Task description
Word for word, quote all of the material, omitting the pictures.

Supplied records
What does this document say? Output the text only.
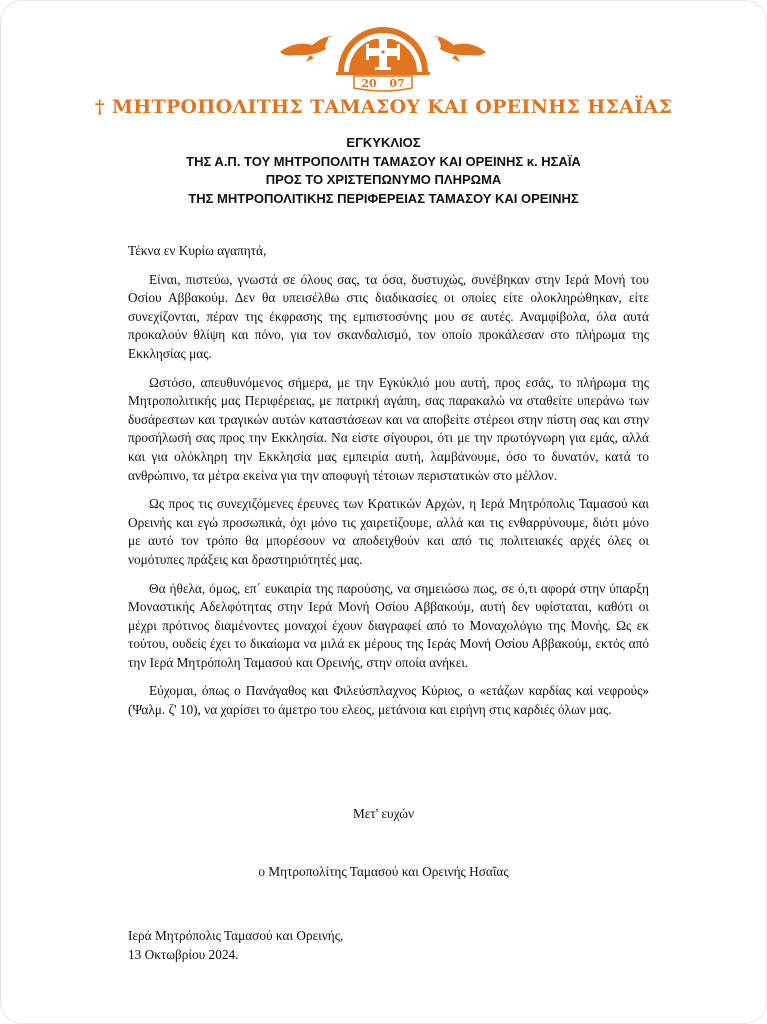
20 07
† ΜΗΤΡΟΠΟΛΙΤΗΣ ΤΑΜΑΣΟΥ ΚΑΙ ΟΡΕΙΝΗΣ ΗΣΑΪΑΣ
ΕΓΚΥΚΛΙΟΣ
ΤΗΣ Α.Π. ΤΟΥ ΜΗΤΡΟΠΟΛΙΤΗ ΤΑΜΑΣΟΥ ΚΑΙ ΟΡΕΙΝΗΣ κ. ΗΣΑΪΑ
ΠΡΟΣ ΤΟ ΧΡΙΣΤΕΠΩΝΥΜΟ ΠΛΗΡΩΜΑ
ΤΗΣ ΜΗΤΡΟΠΟΛΙΤΙΚΗΣ ΠΕΡΙΦΕΡΕΙΑΣ ΤΑΜΑΣΟΥ ΚΑΙ ΟΡΕΙΝΗΣ

Τέκνα εν Κυρίω αγαπητά,

Είναι, πιστεύω, γνωστά σε όλους σας, τα όσα, δυστυχώς, συνέβηκαν στην Ιερά Μονή του Οσίου Αββακούμ. Δεν θα υπεισέλθω στις διαδικασίες οι οποίες είτε ολοκληρώθηκαν, είτε συνεχίζονται, πέραν της έκφρασης της εμπιστοσύνης μου σε αυτές. Αναμφίβολα, όλα αυτά προκαλούν θλίψη και πόνο, για τον σκανδαλισμό, τον οποίο προκάλεσαν στο πλήρωμα της Εκκλησίας μας.

Ωστόσο, απευθυνόμενος σήμερα, με την Εγκύκλιό μου αυτή, προς εσάς, το πλήρωμα της Μητροπολιτικής μας Περιφέρειας, με πατρική αγάπη, σας παρακαλώ να σταθείτε υπεράνω των δυσάρεστων και τραγικών αυτών καταστάσεων και να αποβείτε στέρεοι στην πίστη σας και στην προσήλωσή σας προς την Εκκλησία. Να είστε σίγουροι, ότι με την πρωτόγνωρη για εμάς, αλλά και για ολόκληρη την Εκκλησία μας εμπειρία αυτή, λαμβάνουμε, όσο το δυνατόν, κατά το ανθρώπινο, τα μέτρα εκείνα για την αποφυγή τέτοιων περιστατικών στο μέλλον.

Ως προς τις συνεχιζόμενες έρευνες των Κρατικών Αρχών, η Ιερά Μητρόπολις Ταμασού και Ορεινής και εγώ προσωπικά, όχι μόνο τις χαιρετίζουμε, αλλά και τις ενθαρρύνουμε, διότι μόνο με αυτό τον τρόπο θα μπορέσουν να αποδειχθούν και από τις πολιτειακές αρχές όλες οι νομότυπες πράξεις και δραστηριότητές μας.

Θα ήθελα, όμως, επ΄ ευκαιρία της παρούσης, να σημειώσω πως, σε ό,τι αφορά στην ύπαρξη Μοναστικής Αδελφότητας στην Ιερά Μονή Οσίου Αββακούμ, αυτή δεν υφίσταται, καθότι οι μέχρι πρότινος διαμένοντες μοναχοί έχουν διαγραφεί από το Μοναχολόγιο της Μονής. Ως εκ τούτου, ουδείς έχει το δικαίωμα να μιλά εκ μέρους της Ιεράς Μονή Οσίου Αββακούμ, εκτός από την Ιερά Μητρόπολη Ταμασού και Ορεινής, στην οποία ανήκει.

Εύχομαι, όπως ο Πανάγαθος και Φιλεύσπλαχνος Κύριος, ο «ετάζων καρδίας καί νεφρούς» (Ψαλμ. ζ' 10), να χαρίσει το άμετρο του ελεος, μετάνοια και ειρήνη στις καρδιές όλων μας.

Μετ' ευχών
ο Μητροπολίτης Ταμασού και Ορεινής Ησαΐας
Ιερά Μητρόπολις Ταμασού και Ορεινής,
13 Οκτωβρίου 2024.
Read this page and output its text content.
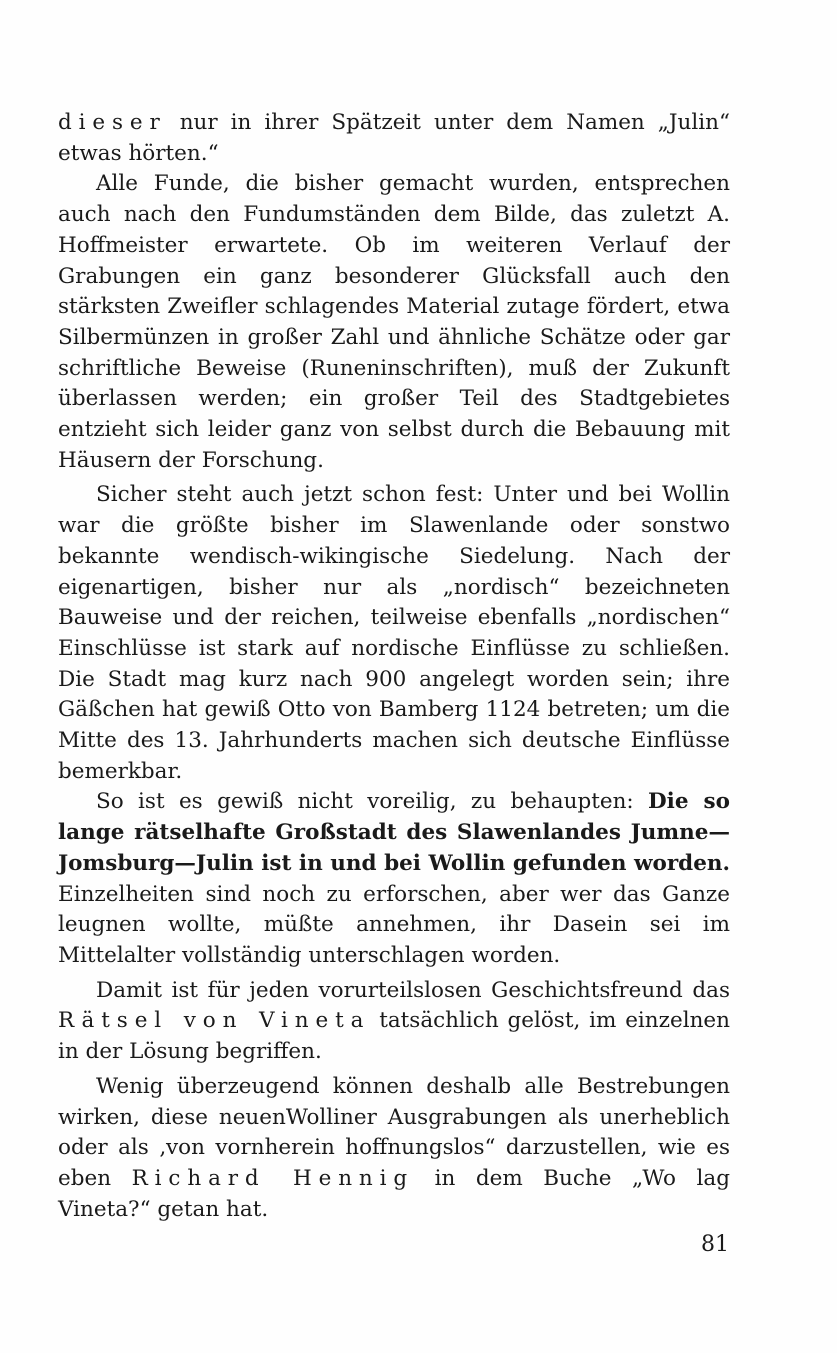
dieser nur in ihrer Spätzeit unter dem Namen „Julin“ etwas hörten.“

Alle Funde, die bisher gemacht wurden, entsprechen auch nach den Fundumständen dem Bilde, das zuletzt A. Hoffmeister erwartete. Ob im weiteren Verlauf der Grabungen ein ganz besonderer Glücksfall auch den stärksten Zweifler schlagendes Material zutage fördert, etwa Silbermünzen in großer Zahl und ähnliche Schätze oder gar schriftliche Beweise (Runeninschriften), muß der Zukunft überlassen werden; ein großer Teil des Stadtgebietes entzieht sich leider ganz von selbst durch die Bebauung mit Häusern der Forschung.

Sicher steht auch jetzt schon fest: Unter und bei Wollin war die größte bisher im Slawenlande oder sonstwo bekannte wendisch-wikingische Siedelung. Nach der eigenartigen, bisher nur als „nordisch“ bezeichneten Bauweise und der reichen, teilweise ebenfalls „nordischen“ Einschlüsse ist stark auf nordische Einflüsse zu schließen. Die Stadt mag kurz nach 900 angelegt worden sein; ihre Gäßchen hat gewiß Otto von Bamberg 1124 betreten; um die Mitte des 13. Jahrhunderts machen sich deutsche Einflüsse bemerkbar.

So ist es gewiß nicht voreilig, zu behaupten: Die so lange rätselhafte Großstadt des Slawenlandes Jumne—Jomsburg—Julin ist in und bei Wollin gefunden worden. Einzelheiten sind noch zu erforschen, aber wer das Ganze leugnen wollte, müßte annehmen, ihr Dasein sei im Mittelalter vollständig unterschlagen worden.

Damit ist für jeden vorurteilslosen Geschichtsfreund das Rätsel von Vineta tatsächlich gelöst, im einzelnen in der Lösung begriffen.

Wenig überzeugend können deshalb alle Bestrebungen wirken, diese neuenWolliner Ausgrabungen als unerheblich oder als ‚von vornherein hoffnungslos“ darzustellen, wie es eben Richard Hennig in dem Buche „Wo lag Vineta?“ getan hat.

81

Task answer
What does this document say? Output the text only.
20 07
† ΜΗΤΡΟΠΟΛΙΤΗΣ ΤΑΜΑΣΟΥ ΚΑΙ ΟΡΕΙΝΗΣ ΗΣΑΪΑΣ
ΕΓΚΥΚΛΙΟΣ
ΤΗΣ Α.Π. ΤΟΥ ΜΗΤΡΟΠΟΛΙΤΗ ΤΑΜΑΣΟΥ ΚΑΙ ΟΡΕΙΝΗΣ κ. ΗΣΑΪΑ
ΠΡΟΣ ΤΟ ΧΡΙΣΤΕΠΩΝΥΜΟ ΠΛΗΡΩΜΑ
ΤΗΣ ΜΗΤΡΟΠΟΛΙΤΙΚΗΣ ΠΕΡΙΦΕΡΕΙΑΣ ΤΑΜΑΣΟΥ ΚΑΙ ΟΡΕΙΝΗΣ

Τέκνα εν Κυρίω αγαπητά,

Είναι, πιστεύω, γνωστά σε όλους σας, τα όσα, δυστυχώς, συνέβηκαν στην Ιερά Μονή του Οσίου Αββακούμ. Δεν θα υπεισέλθω στις διαδικασίες οι οποίες είτε ολοκληρώθηκαν, είτε συνεχίζονται, πέραν της έκφρασης της εμπιστοσύνης μου σε αυτές. Αναμφίβολα, όλα αυτά προκαλούν θλίψη και πόνο, για τον σκανδαλισμό, τον οποίο προκάλεσαν στο πλήρωμα της Εκκλησίας μας.

Ωστόσο, απευθυνόμενος σήμερα, με την Εγκύκλιό μου αυτή, προς εσάς, το πλήρωμα της Μητροπολιτικής μας Περιφέρειας, με πατρική αγάπη, σας παρακαλώ να σταθείτε υπεράνω των δυσάρεστων και τραγικών αυτών καταστάσεων και να αποβείτε στέρεοι στην πίστη σας και στην προσήλωσή σας προς την Εκκλησία. Να είστε σίγουροι, ότι με την πρωτόγνωρη για εμάς, αλλά και για ολόκληρη την Εκκλησία μας εμπειρία αυτή, λαμβάνουμε, όσο το δυνατόν, κατά το ανθρώπινο, τα μέτρα εκείνα για την αποφυγή τέτοιων περιστατικών στο μέλλον.

Ως προς τις συνεχιζόμενες έρευνες των Κρατικών Αρχών, η Ιερά Μητρόπολις Ταμασού και Ορεινής και εγώ προσωπικά, όχι μόνο τις χαιρετίζουμε, αλλά και τις ενθαρρύνουμε, διότι μόνο με αυτό τον τρόπο θα μπορέσουν να αποδειχθούν και από τις πολιτειακές αρχές όλες οι νομότυπες πράξεις και δραστηριότητές μας.

Θα ήθελα, όμως, επ΄ ευκαιρία της παρούσης, να σημειώσω πως, σε ό,τι αφορά στην ύπαρξη Μοναστικής Αδελφότητας στην Ιερά Μονή Οσίου Αββακούμ, αυτή δεν υφίσταται, καθότι οι μέχρι πρότινος διαμένοντες μοναχοί έχουν διαγραφεί από το Μοναχολόγιο της Μονής. Ως εκ τούτου, ουδείς έχει το δικαίωμα να μιλά εκ μέρους της Ιεράς Μονή Οσίου Αββακούμ, εκτός από την Ιερά Μητρόπολη Ταμασού και Ορεινής, στην οποία ανήκει.

Εύχομαι, όπως ο Πανάγαθος και Φιλεύσπλαχνος Κύριος, ο «ετάζων καρδίας καί νεφρούς» (Ψαλμ. ζ' 10), να χαρίσει το άμετρο του ελεος, μετάνοια και ειρήνη στις καρδιές όλων μας.

Μετ' ευχών
ο Μητροπολίτης Ταμασού και Ορεινής Ησαΐας
Ιερά Μητρόπολις Ταμασού και Ορεινής,
13 Οκτωβρίου 2024.
Read this page and output its text content.
dieser nur in ihrer Spätzeit unter dem Namen „Julin“ etwas hörten.“

Alle Funde, die bisher gemacht wurden, entsprechen auch nach den Fundumständen dem Bilde, das zuletzt A. Hoffmeister erwartete. Ob im weiteren Verlauf der Grabungen ein ganz besonderer Glücksfall auch den stärksten Zweifler schlagendes Material zutage fördert, etwa Silbermünzen in großer Zahl und ähnliche Schätze oder gar schriftliche Beweise (Runeninschriften), muß der Zukunft überlassen werden; ein großer Teil des Stadtgebietes entzieht sich leider ganz von selbst durch die Bebauung mit Häusern der Forschung.

Sicher steht auch jetzt schon fest: Unter und bei Wollin war die größte bisher im Slawenlande oder sonstwo bekannte wendisch-wikingische Siedelung. Nach der eigenartigen, bisher nur als „nordisch“ bezeichneten Bauweise und der reichen, teilweise ebenfalls „nordischen“ Einschlüsse ist stark auf nordische Einflüsse zu schließen. Die Stadt mag kurz nach 900 angelegt worden sein; ihre Gäßchen hat gewiß Otto von Bamberg 1124 betreten; um die Mitte des 13. Jahrhunderts machen sich deutsche Einflüsse bemerkbar.

So ist es gewiß nicht voreilig, zu behaupten: Die so lange rätselhafte Großstadt des Slawenlandes Jumne—Jomsburg—Julin ist in und bei Wollin gefunden worden. Einzelheiten sind noch zu erforschen, aber wer das Ganze leugnen wollte, müßte annehmen, ihr Dasein sei im Mittelalter vollständig unterschlagen worden.

Damit ist für jeden vorurteilslosen Geschichtsfreund das Rätsel von Vineta tatsächlich gelöst, im einzelnen in der Lösung begriffen.

Wenig überzeugend können deshalb alle Bestrebungen wirken, diese neuenWolliner Ausgrabungen als unerheblich oder als ‚von vornherein hoffnungslos“ darzustellen, wie es eben Richard Hennig in dem Buche „Wo lag Vineta?“ getan hat.

81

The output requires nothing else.